◆ Instruction ◆
In the entries below, locate the line with "Read all visible content and emit it as JSON.", then give again that line and all lines after it, exactly, with pictures omitted.

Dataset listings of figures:
++++++++++

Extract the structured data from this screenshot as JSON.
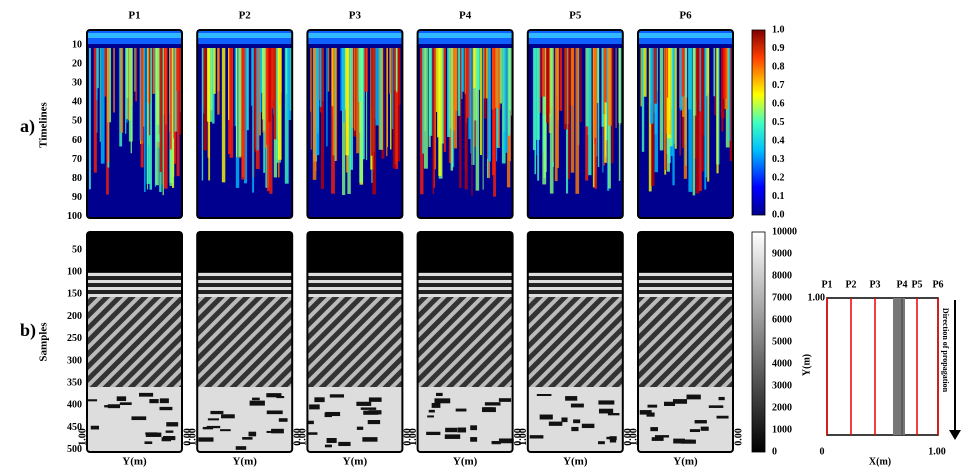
{
  "panel_labels": [
    "a)",
    "b)"
  ],
  "columns": [
    "P1",
    "P2",
    "P3",
    "P4",
    "P5",
    "P6"
  ],
  "top": {
    "ylabel": "Timelines",
    "yticks": [
      "10",
      "20",
      "30",
      "40",
      "50",
      "60",
      "70",
      "80",
      "90",
      "100"
    ],
    "colorbar_ticks": [
      "1.0",
      "0.9",
      "0.8",
      "0.7",
      "0.6",
      "0.5",
      "0.4",
      "0.3",
      "0.2",
      "0.1",
      "0.0"
    ]
  },
  "bottom": {
    "ylabel": "Samples",
    "yticks": [
      "50",
      "100",
      "150",
      "200",
      "250",
      "300",
      "350",
      "400",
      "450",
      "500"
    ],
    "colorbar_ticks": [
      "10000",
      "9000",
      "8000",
      "7000",
      "6000",
      "5000",
      "4000",
      "3000",
      "2000",
      "1000",
      "0"
    ],
    "xticks": [
      "1.00",
      "0.00"
    ],
    "xlabel": "Y(m)"
  },
  "inset": {
    "columns": [
      "P1",
      "P2",
      "P3",
      "P4",
      "P5",
      "P6"
    ],
    "ylabel": "Y(m)",
    "xlabel": "X(m)",
    "y_top": "1.00",
    "x_left": "0",
    "x_right": "1.00",
    "arrow_label": "Direction of propagation"
  }
}
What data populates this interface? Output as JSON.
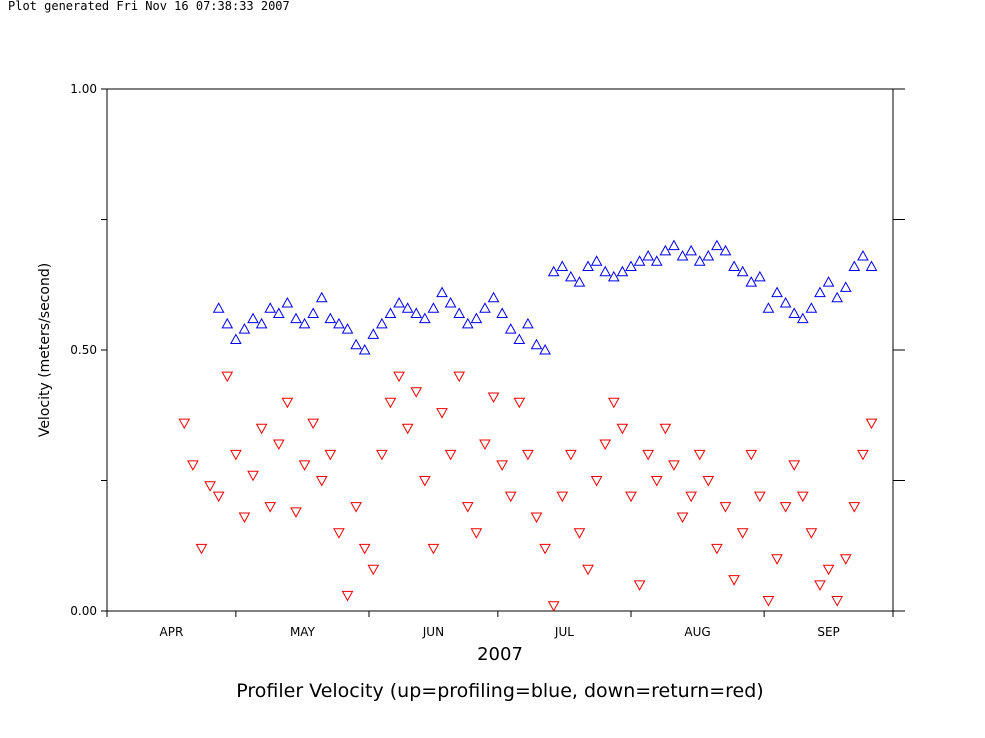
{
  "header": {
    "generated_text": "Plot generated Fri Nov 16 07:38:33 2007"
  },
  "chart_data": {
    "type": "scatter",
    "title": "Profiler Velocity (up=profiling=blue, down=return=red)",
    "xlabel": "2007",
    "ylabel": "Velocity (meters/second)",
    "ylim": [
      0.0,
      1.0
    ],
    "y_ticks": [
      "0.00",
      "0.50",
      "1.00"
    ],
    "x_range_days": [
      0,
      183
    ],
    "x_month_labels": [
      "APR",
      "MAY",
      "JUN",
      "JUL",
      "AUG",
      "SEP"
    ],
    "grid": false,
    "legend": "none",
    "colors": {
      "up": "#0000ee",
      "down": "#ee0000",
      "axis": "#000000"
    },
    "up": {
      "day": [
        26,
        28,
        30,
        32,
        34,
        36,
        38,
        40,
        42,
        44,
        46,
        48,
        50,
        52,
        54,
        56,
        58,
        60,
        62,
        64,
        66,
        68,
        70,
        72,
        74,
        76,
        78,
        80,
        82,
        84,
        86,
        88,
        90,
        92,
        94,
        96,
        98,
        100,
        102,
        104,
        106,
        108,
        110,
        112,
        114,
        116,
        118,
        120,
        122,
        124,
        126,
        128,
        130,
        132,
        134,
        136,
        138,
        140,
        142,
        144,
        146,
        148,
        150,
        152,
        154,
        156,
        158,
        160,
        162,
        164,
        166,
        168,
        170,
        172,
        174,
        176,
        178
      ],
      "velocity": [
        0.58,
        0.55,
        0.52,
        0.54,
        0.56,
        0.55,
        0.58,
        0.57,
        0.59,
        0.56,
        0.55,
        0.57,
        0.6,
        0.56,
        0.55,
        0.54,
        0.51,
        0.5,
        0.53,
        0.55,
        0.57,
        0.59,
        0.58,
        0.57,
        0.56,
        0.58,
        0.61,
        0.59,
        0.57,
        0.55,
        0.56,
        0.58,
        0.6,
        0.57,
        0.54,
        0.52,
        0.55,
        0.51,
        0.5,
        0.65,
        0.66,
        0.64,
        0.63,
        0.66,
        0.67,
        0.65,
        0.64,
        0.65,
        0.66,
        0.67,
        0.68,
        0.67,
        0.69,
        0.7,
        0.68,
        0.69,
        0.67,
        0.68,
        0.7,
        0.69,
        0.66,
        0.65,
        0.63,
        0.64,
        0.58,
        0.61,
        0.59,
        0.57,
        0.56,
        0.58,
        0.61,
        0.63,
        0.6,
        0.62,
        0.66,
        0.68,
        0.66
      ]
    },
    "down": {
      "day": [
        18,
        20,
        22,
        24,
        26,
        28,
        30,
        32,
        34,
        36,
        38,
        40,
        42,
        44,
        46,
        48,
        50,
        52,
        54,
        56,
        58,
        60,
        62,
        64,
        66,
        68,
        70,
        72,
        74,
        76,
        78,
        80,
        82,
        84,
        86,
        88,
        90,
        92,
        94,
        96,
        98,
        100,
        102,
        104,
        106,
        108,
        110,
        112,
        114,
        116,
        118,
        120,
        122,
        124,
        126,
        128,
        130,
        132,
        134,
        136,
        138,
        140,
        142,
        144,
        146,
        148,
        150,
        152,
        154,
        156,
        158,
        160,
        162,
        164,
        166,
        168,
        170,
        172,
        174,
        176,
        178
      ],
      "velocity": [
        0.36,
        0.28,
        0.12,
        0.24,
        0.22,
        0.45,
        0.3,
        0.18,
        0.26,
        0.35,
        0.2,
        0.32,
        0.4,
        0.19,
        0.28,
        0.36,
        0.25,
        0.3,
        0.15,
        0.03,
        0.2,
        0.12,
        0.08,
        0.3,
        0.4,
        0.45,
        0.35,
        0.42,
        0.25,
        0.12,
        0.38,
        0.3,
        0.45,
        0.2,
        0.15,
        0.32,
        0.41,
        0.28,
        0.22,
        0.4,
        0.3,
        0.18,
        0.12,
        0.01,
        0.22,
        0.3,
        0.15,
        0.08,
        0.25,
        0.32,
        0.4,
        0.35,
        0.22,
        0.05,
        0.3,
        0.25,
        0.35,
        0.28,
        0.18,
        0.22,
        0.3,
        0.25,
        0.12,
        0.2,
        0.06,
        0.15,
        0.3,
        0.22,
        0.02,
        0.1,
        0.2,
        0.28,
        0.22,
        0.15,
        0.05,
        0.08,
        0.02,
        0.1,
        0.2,
        0.3,
        0.36
      ]
    }
  }
}
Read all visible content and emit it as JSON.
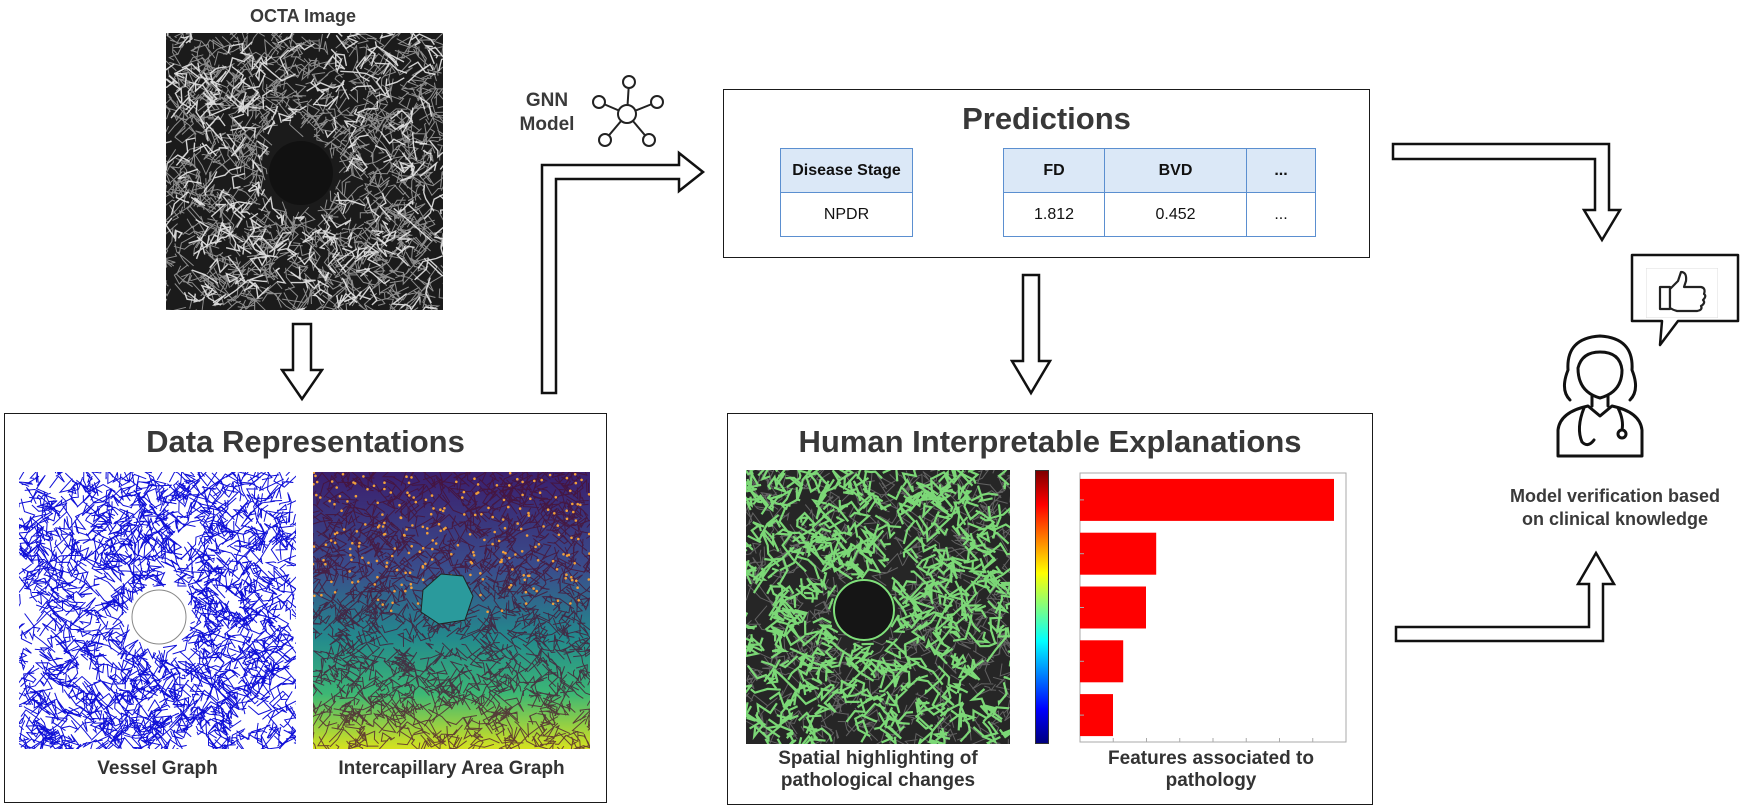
{
  "octa": {
    "title": "OCTA Image"
  },
  "gnn": {
    "label_line1": "GNN",
    "label_line2": "Model",
    "icon": "network-graph-icon"
  },
  "predictions": {
    "title": "Predictions",
    "stage_table": {
      "header": "Disease Stage",
      "value": "NPDR"
    },
    "metrics_table": {
      "headers": [
        "FD",
        "BVD",
        "..."
      ],
      "values": [
        "1.812",
        "0.452",
        "..."
      ]
    }
  },
  "data_representations": {
    "title": "Data Representations",
    "vessel_caption": "Vessel Graph",
    "intercapillary_caption": "Intercapillary Area Graph"
  },
  "explanations": {
    "title": "Human Interpretable Explanations",
    "spatial_caption_line1": "Spatial highlighting of",
    "spatial_caption_line2": "pathological changes",
    "features_caption_line1": "Features associated to",
    "features_caption_line2": "pathology",
    "feature_importance": [
      1.0,
      0.3,
      0.26,
      0.17,
      0.13
    ]
  },
  "verification": {
    "line1": "Model verification based",
    "line2": "on clinical knowledge",
    "icons": [
      "doctor-icon",
      "thumbs-up-icon",
      "speech-bubble-icon"
    ]
  },
  "colors": {
    "table_border": "#5b8fd0",
    "table_header": "#dbe8f7",
    "vessel_blue": "#1010d8",
    "bar_red": "#ff0000",
    "vessel_green": "#7fe07a"
  }
}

++++++++++

◆ Problem solution ◆
Read all visible content and emit it as JSON.
{
  "octa": {
    "title": "OCTA Image"
  },
  "gnn": {
    "label_line1": "GNN",
    "label_line2": "Model",
    "icon": "network-graph-icon"
  },
  "predictions": {
    "title": "Predictions",
    "stage_table": {
      "header": "Disease Stage",
      "value": "NPDR"
    },
    "metrics_table": {
      "headers": [
        "FD",
        "BVD",
        "..."
      ],
      "values": [
        "1.812",
        "0.452",
        "..."
      ]
    }
  },
  "data_representations": {
    "title": "Data Representations",
    "vessel_caption": "Vessel Graph",
    "intercapillary_caption": "Intercapillary Area Graph"
  },
  "explanations": {
    "title": "Human Interpretable Explanations",
    "spatial_caption_line1": "Spatial highlighting of",
    "spatial_caption_line2": "pathological changes",
    "features_caption_line1": "Features associated to",
    "features_caption_line2": "pathology",
    "feature_importance": [
      1.0,
      0.3,
      0.26,
      0.17,
      0.13
    ]
  },
  "verification": {
    "line1": "Model verification based",
    "line2": "on clinical knowledge",
    "icons": [
      "doctor-icon",
      "thumbs-up-icon",
      "speech-bubble-icon"
    ]
  },
  "colors": {
    "table_border": "#5b8fd0",
    "table_header": "#dbe8f7",
    "vessel_blue": "#1010d8",
    "bar_red": "#ff0000",
    "vessel_green": "#7fe07a"
  }
}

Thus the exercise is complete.